_REQUIRED WORK:_ Repeat the listing verbatim, from its first line up to and including the line that contains "wifi-icon — [938, 47, 978, 86]".

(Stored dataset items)
•••••
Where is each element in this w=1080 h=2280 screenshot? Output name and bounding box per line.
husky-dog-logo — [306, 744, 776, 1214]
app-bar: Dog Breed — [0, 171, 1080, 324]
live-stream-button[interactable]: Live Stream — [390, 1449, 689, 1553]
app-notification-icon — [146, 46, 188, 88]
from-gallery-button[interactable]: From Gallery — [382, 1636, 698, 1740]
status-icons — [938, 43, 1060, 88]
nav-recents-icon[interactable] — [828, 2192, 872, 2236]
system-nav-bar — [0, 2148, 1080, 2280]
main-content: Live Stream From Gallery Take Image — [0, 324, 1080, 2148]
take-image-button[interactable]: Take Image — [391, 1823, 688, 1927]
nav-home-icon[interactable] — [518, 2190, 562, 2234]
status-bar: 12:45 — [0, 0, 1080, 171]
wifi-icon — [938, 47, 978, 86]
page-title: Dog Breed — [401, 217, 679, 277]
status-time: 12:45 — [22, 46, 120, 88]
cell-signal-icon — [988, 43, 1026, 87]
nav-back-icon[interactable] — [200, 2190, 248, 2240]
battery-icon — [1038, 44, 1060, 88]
•••••
_SOLUTION FOR THIS EXERCISE:_
Where is each element in this w=1080 h=2280 screenshot? Output name and bounding box per line.
husky-dog-logo — [306, 744, 776, 1214]
app-bar: Dog Breed — [0, 171, 1080, 324]
live-stream-button[interactable]: Live Stream — [390, 1449, 689, 1553]
app-notification-icon — [146, 46, 188, 88]
from-gallery-button[interactable]: From Gallery — [382, 1636, 698, 1740]
status-icons — [938, 43, 1060, 88]
nav-recents-icon[interactable] — [828, 2192, 872, 2236]
system-nav-bar — [0, 2148, 1080, 2280]
main-content: Live Stream From Gallery Take Image — [0, 324, 1080, 2148]
take-image-button[interactable]: Take Image — [391, 1823, 688, 1927]
nav-home-icon[interactable] — [518, 2190, 562, 2234]
status-bar: 12:45 — [0, 0, 1080, 171]
wifi-icon — [938, 47, 978, 86]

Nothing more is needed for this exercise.